Stated goal. Show each line from the listing that includes the word "人民币名义有效汇率".

Information shown.

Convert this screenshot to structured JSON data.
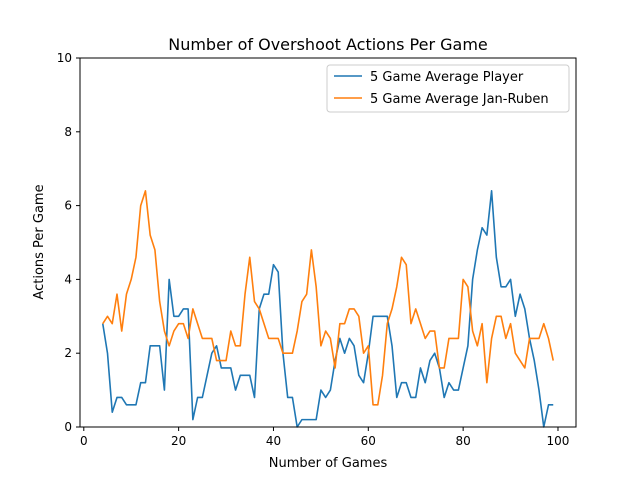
{
  "chart_data": {
    "type": "line",
    "title": "Number of Overshoot Actions Per Game",
    "xlabel": "Number of Games",
    "ylabel": "Actions Per Game",
    "xlim": [
      -0.8,
      103.8
    ],
    "ylim": [
      0,
      10
    ],
    "xticks": [
      0,
      20,
      40,
      60,
      80,
      100
    ],
    "yticks": [
      0,
      2,
      4,
      6,
      8,
      10
    ],
    "grid": false,
    "legend_position": "top-right",
    "x": [
      4,
      5,
      6,
      7,
      8,
      9,
      10,
      11,
      12,
      13,
      14,
      15,
      16,
      17,
      18,
      19,
      20,
      21,
      22,
      23,
      24,
      25,
      26,
      27,
      28,
      29,
      30,
      31,
      32,
      33,
      34,
      35,
      36,
      37,
      38,
      39,
      40,
      41,
      42,
      43,
      44,
      45,
      46,
      47,
      48,
      49,
      50,
      51,
      52,
      53,
      54,
      55,
      56,
      57,
      58,
      59,
      60,
      61,
      62,
      63,
      64,
      65,
      66,
      67,
      68,
      69,
      70,
      71,
      72,
      73,
      74,
      75,
      76,
      77,
      78,
      79,
      80,
      81,
      82,
      83,
      84,
      85,
      86,
      87,
      88,
      89,
      90,
      91,
      92,
      93,
      94,
      95,
      96,
      97,
      98,
      99
    ],
    "series": [
      {
        "name": "5 Game Average Player",
        "color": "#1f77b4",
        "values": [
          2.8,
          2.0,
          0.4,
          0.8,
          0.8,
          0.6,
          0.6,
          0.6,
          1.2,
          1.2,
          2.2,
          2.2,
          2.2,
          1.0,
          4.0,
          3.0,
          3.0,
          3.2,
          3.2,
          0.2,
          0.8,
          0.8,
          1.4,
          2.0,
          2.2,
          1.6,
          1.6,
          1.6,
          1.0,
          1.4,
          1.4,
          1.4,
          0.8,
          3.2,
          3.6,
          3.6,
          4.4,
          4.2,
          2.0,
          0.8,
          0.8,
          0.0,
          0.2,
          0.2,
          0.2,
          0.2,
          1.0,
          0.8,
          1.0,
          1.8,
          2.4,
          2.0,
          2.4,
          2.2,
          1.4,
          1.2,
          2.0,
          3.0,
          3.0,
          3.0,
          3.0,
          2.2,
          0.8,
          1.2,
          1.2,
          0.8,
          0.8,
          1.6,
          1.2,
          1.8,
          2.0,
          1.6,
          0.8,
          1.2,
          1.0,
          1.0,
          1.6,
          2.2,
          4.0,
          4.8,
          5.4,
          5.2,
          6.4,
          4.6,
          3.8,
          3.8,
          4.0,
          3.0,
          3.6,
          3.2,
          2.4,
          1.8,
          1.0,
          0.0,
          0.6,
          0.6
        ]
      },
      {
        "name": "5 Game Average Jan-Ruben",
        "color": "#ff7f0e",
        "values": [
          2.8,
          3.0,
          2.8,
          3.6,
          2.6,
          3.6,
          4.0,
          4.6,
          6.0,
          6.4,
          5.2,
          4.8,
          3.4,
          2.6,
          2.2,
          2.6,
          2.8,
          2.8,
          2.4,
          3.2,
          2.8,
          2.4,
          2.4,
          2.4,
          1.8,
          1.8,
          1.8,
          2.6,
          2.2,
          2.2,
          3.6,
          4.6,
          3.4,
          3.2,
          2.8,
          2.4,
          2.4,
          2.4,
          2.0,
          2.0,
          2.0,
          2.6,
          3.4,
          3.6,
          4.8,
          3.8,
          2.2,
          2.6,
          2.4,
          1.6,
          2.8,
          2.8,
          3.2,
          3.2,
          3.0,
          2.0,
          2.2,
          0.6,
          0.6,
          1.4,
          2.8,
          3.2,
          3.8,
          4.6,
          4.4,
          2.8,
          3.2,
          2.8,
          2.4,
          2.6,
          2.6,
          1.6,
          1.6,
          2.4,
          2.4,
          2.4,
          4.0,
          3.8,
          2.6,
          2.2,
          2.8,
          1.2,
          2.4,
          3.0,
          3.0,
          2.4,
          2.8,
          2.0,
          1.8,
          1.6,
          2.4,
          2.4,
          2.4,
          2.8,
          2.4,
          1.8
        ]
      }
    ]
  }
}
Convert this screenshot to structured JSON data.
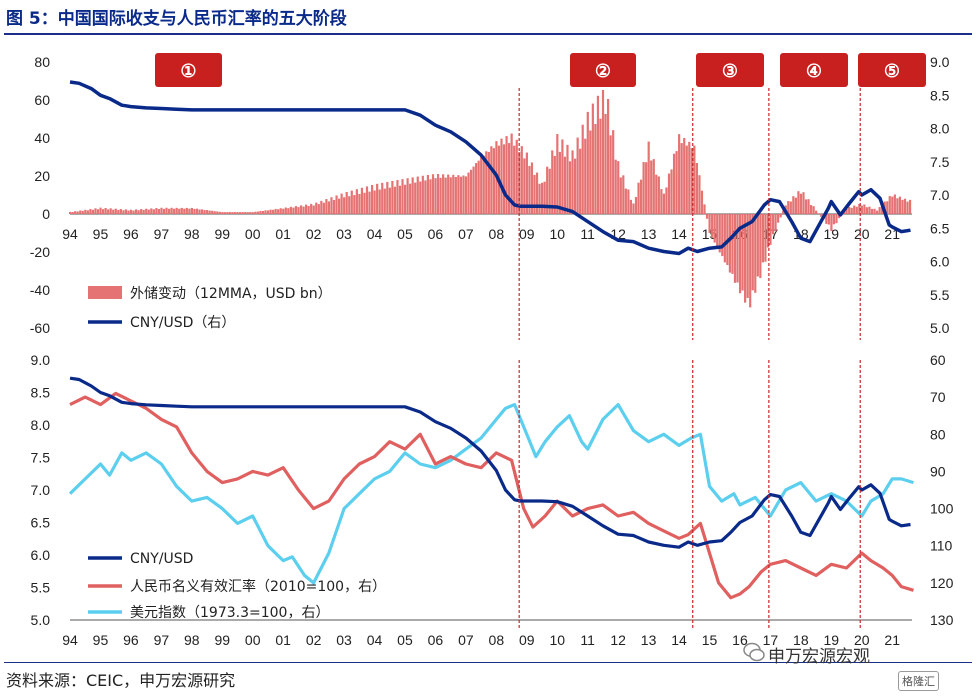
{
  "title": "图 5：中国国际收支与人民币汇率的五大阶段",
  "source": "资料来源：CEIC，申万宏源研究",
  "watermark": "申万宏源宏观",
  "watermark2": "格隆汇",
  "colors": {
    "cny": "#0a2a8a",
    "neer": "#e06060",
    "dxy": "#5ccfee",
    "fx_bar": "#e57373",
    "stage_bg": "#c81f1f",
    "divider": "#c62828"
  },
  "stages": [
    "①",
    "②",
    "③",
    "④",
    "⑤"
  ],
  "stage_dividers": [
    2008.75,
    2014.45,
    2016.95,
    2019.95
  ],
  "x_ticks": [
    "94",
    "95",
    "96",
    "97",
    "98",
    "99",
    "00",
    "01",
    "02",
    "03",
    "04",
    "05",
    "06",
    "07",
    "08",
    "09",
    "10",
    "11",
    "12",
    "13",
    "14",
    "15",
    "16",
    "17",
    "18",
    "19",
    "20",
    "21"
  ],
  "chart_data": [
    {
      "type": "bar+line",
      "ylim_left": [
        -60,
        80
      ],
      "yticks_left": [
        "80",
        "60",
        "40",
        "20",
        "0",
        "-20",
        "-40",
        "-60"
      ],
      "ylim_right": [
        5.0,
        9.0
      ],
      "yticks_right": [
        "9.0",
        "8.5",
        "8.0",
        "7.5",
        "7.0",
        "6.5",
        "6.0",
        "5.5",
        "5.0"
      ],
      "legend": [
        "外储变动（12MMA，USD bn）",
        "CNY/USD（右）"
      ],
      "legend_position": "bottom-left",
      "series": [
        {
          "name": "外储变动（12MMA，USD bn）",
          "axis": "left",
          "kind": "bar",
          "x": [
            1994,
            1995,
            1996,
            1997,
            1998,
            1999,
            2000,
            2001,
            2002,
            2003,
            2004,
            2005,
            2006,
            2007,
            2007.5,
            2008,
            2008.5,
            2009,
            2009.5,
            2010,
            2010.5,
            2011,
            2011.3,
            2011.6,
            2012,
            2012.5,
            2013,
            2013.5,
            2014,
            2014.5,
            2015,
            2015.5,
            2016,
            2016.3,
            2016.7,
            2017,
            2017.5,
            2018,
            2018.5,
            2019,
            2019.5,
            2020,
            2020.5,
            2021,
            2021.5
          ],
          "values": [
            1,
            3,
            2,
            3,
            3,
            1,
            1,
            3,
            5,
            10,
            14,
            17,
            20,
            20,
            30,
            37,
            40,
            30,
            15,
            38,
            30,
            48,
            55,
            60,
            25,
            5,
            35,
            10,
            40,
            35,
            -10,
            -25,
            -40,
            -48,
            -30,
            -15,
            5,
            12,
            2,
            -8,
            3,
            5,
            2,
            10,
            7
          ]
        },
        {
          "name": "CNY/USD（右）",
          "axis": "right",
          "kind": "line",
          "x": [
            1994,
            1994.3,
            1994.7,
            1995,
            1995.3,
            1995.7,
            1996,
            1996.5,
            1997,
            1997.5,
            1998,
            1998.5,
            1999,
            2000,
            2001,
            2002,
            2003,
            2004,
            2005,
            2005.5,
            2006,
            2006.5,
            2007,
            2007.5,
            2008,
            2008.3,
            2008.6,
            2008.8,
            2009,
            2009.5,
            2010,
            2010.5,
            2011,
            2011.5,
            2012,
            2012.5,
            2013,
            2013.5,
            2014,
            2014.3,
            2014.6,
            2015,
            2015.4,
            2015.7,
            2016,
            2016.4,
            2016.8,
            2017,
            2017.3,
            2017.7,
            2018,
            2018.3,
            2018.6,
            2018.9,
            2019,
            2019.3,
            2019.6,
            2019.9,
            2020,
            2020.3,
            2020.6,
            2020.9,
            2021,
            2021.3,
            2021.6
          ],
          "values": [
            8.7,
            8.68,
            8.6,
            8.5,
            8.45,
            8.35,
            8.33,
            8.31,
            8.3,
            8.29,
            8.28,
            8.28,
            8.28,
            8.28,
            8.28,
            8.28,
            8.28,
            8.28,
            8.28,
            8.2,
            8.05,
            7.95,
            7.8,
            7.6,
            7.3,
            7.0,
            6.85,
            6.83,
            6.83,
            6.83,
            6.82,
            6.75,
            6.6,
            6.45,
            6.32,
            6.3,
            6.2,
            6.15,
            6.12,
            6.2,
            6.15,
            6.2,
            6.22,
            6.35,
            6.5,
            6.6,
            6.85,
            6.93,
            6.9,
            6.6,
            6.35,
            6.3,
            6.55,
            6.8,
            6.9,
            6.7,
            6.88,
            7.05,
            7.0,
            7.08,
            6.95,
            6.55,
            6.52,
            6.45,
            6.47
          ]
        }
      ]
    },
    {
      "type": "line",
      "ylim_left": [
        5.0,
        9.0
      ],
      "yticks_left": [
        "9.0",
        "8.5",
        "8.0",
        "7.5",
        "7.0",
        "6.5",
        "6.0",
        "5.5",
        "5.0"
      ],
      "ylim_right": [
        130,
        60
      ],
      "yticks_right": [
        "60",
        "70",
        "80",
        "90",
        "100",
        "110",
        "120",
        "130"
      ],
      "legend": [
        "CNY/USD",
        "人民币名义有效汇率（2010=100，右）",
        "美元指数（1973.3=100，右）"
      ],
      "legend_position": "bottom-left",
      "series": [
        {
          "name": "CNY/USD",
          "axis": "left",
          "x": [
            1994,
            1994.3,
            1994.7,
            1995,
            1995.3,
            1995.7,
            1996,
            1996.5,
            1997,
            1997.5,
            1998,
            1998.5,
            1999,
            2000,
            2001,
            2002,
            2003,
            2004,
            2005,
            2005.5,
            2006,
            2006.5,
            2007,
            2007.5,
            2008,
            2008.3,
            2008.6,
            2008.8,
            2009,
            2009.5,
            2010,
            2010.5,
            2011,
            2011.5,
            2012,
            2012.5,
            2013,
            2013.5,
            2014,
            2014.3,
            2014.6,
            2015,
            2015.4,
            2015.7,
            2016,
            2016.4,
            2016.8,
            2017,
            2017.3,
            2017.7,
            2018,
            2018.3,
            2018.6,
            2018.9,
            2019,
            2019.3,
            2019.6,
            2019.9,
            2020,
            2020.3,
            2020.6,
            2020.9,
            2021,
            2021.3,
            2021.6
          ],
          "values": [
            8.72,
            8.7,
            8.6,
            8.5,
            8.45,
            8.35,
            8.33,
            8.31,
            8.3,
            8.29,
            8.28,
            8.28,
            8.28,
            8.28,
            8.28,
            8.28,
            8.28,
            8.28,
            8.28,
            8.2,
            8.05,
            7.95,
            7.8,
            7.6,
            7.3,
            7.0,
            6.85,
            6.83,
            6.83,
            6.83,
            6.82,
            6.75,
            6.6,
            6.45,
            6.32,
            6.3,
            6.2,
            6.15,
            6.12,
            6.2,
            6.15,
            6.2,
            6.22,
            6.35,
            6.5,
            6.6,
            6.85,
            6.93,
            6.9,
            6.6,
            6.35,
            6.3,
            6.55,
            6.8,
            6.9,
            6.7,
            6.88,
            7.05,
            7.0,
            7.08,
            6.95,
            6.55,
            6.52,
            6.45,
            6.47
          ]
        },
        {
          "name": "人民币名义有效汇率（2010=100，右）",
          "axis": "right",
          "x": [
            1994,
            1994.5,
            1995,
            1995.5,
            1996,
            1996.5,
            1997,
            1997.5,
            1998,
            1998.5,
            1999,
            1999.5,
            2000,
            2000.5,
            2001,
            2001.5,
            2002,
            2002.5,
            2003,
            2003.5,
            2004,
            2004.5,
            2005,
            2005.5,
            2006,
            2006.5,
            2007,
            2007.5,
            2008,
            2008.5,
            2008.9,
            2009.2,
            2009.6,
            2010,
            2010.5,
            2011,
            2011.5,
            2012,
            2012.5,
            2013,
            2013.5,
            2014,
            2014.3,
            2014.7,
            2015,
            2015.3,
            2015.7,
            2016,
            2016.3,
            2016.7,
            2017,
            2017.5,
            2018,
            2018.5,
            2019,
            2019.5,
            2020,
            2020.3,
            2020.7,
            2021,
            2021.3,
            2021.7
          ],
          "values": [
            72,
            70,
            72,
            69,
            71,
            73,
            76,
            78,
            85,
            90,
            93,
            92,
            90,
            91,
            89,
            95,
            100,
            98,
            92,
            88,
            86,
            82,
            84,
            80,
            88,
            86,
            88,
            89,
            85,
            87,
            100,
            105,
            102,
            98,
            102,
            100,
            99,
            102,
            101,
            104,
            106,
            108,
            107,
            104,
            112,
            120,
            124,
            123,
            121,
            117,
            115,
            114,
            116,
            118,
            115,
            116,
            112,
            114,
            116,
            118,
            121,
            122
          ]
        },
        {
          "name": "美元指数（1973.3=100，右）",
          "axis": "right",
          "x": [
            1994,
            1994.5,
            1995,
            1995.3,
            1995.7,
            1996,
            1996.5,
            1997,
            1997.5,
            1998,
            1998.5,
            1999,
            1999.5,
            2000,
            2000.5,
            2001,
            2001.3,
            2001.7,
            2002,
            2002.5,
            2003,
            2003.5,
            2004,
            2004.5,
            2005,
            2005.5,
            2006,
            2006.5,
            2007,
            2007.5,
            2008,
            2008.3,
            2008.6,
            2009,
            2009.3,
            2009.6,
            2010,
            2010.4,
            2010.8,
            2011,
            2011.5,
            2012,
            2012.5,
            2013,
            2013.5,
            2014,
            2014.4,
            2014.7,
            2015,
            2015.4,
            2015.8,
            2016,
            2016.5,
            2017,
            2017.5,
            2018,
            2018.5,
            2019,
            2019.5,
            2020,
            2020.3,
            2020.7,
            2021,
            2021.3,
            2021.7
          ],
          "values": [
            96,
            92,
            88,
            91,
            85,
            87,
            85,
            88,
            94,
            98,
            97,
            100,
            104,
            102,
            110,
            114,
            113,
            118,
            120,
            112,
            100,
            96,
            92,
            90,
            85,
            88,
            89,
            87,
            84,
            81,
            76,
            73,
            72,
            80,
            86,
            82,
            78,
            75,
            82,
            84,
            76,
            72,
            79,
            82,
            80,
            83,
            81,
            80,
            94,
            98,
            96,
            99,
            97,
            102,
            95,
            93,
            98,
            96,
            98,
            102,
            98,
            96,
            92,
            92,
            93
          ]
        }
      ]
    }
  ]
}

Answer.
        "人民币名义有效汇率（2010=100，右）",
          "name": "人民币名义有效汇率（2010=100，右）",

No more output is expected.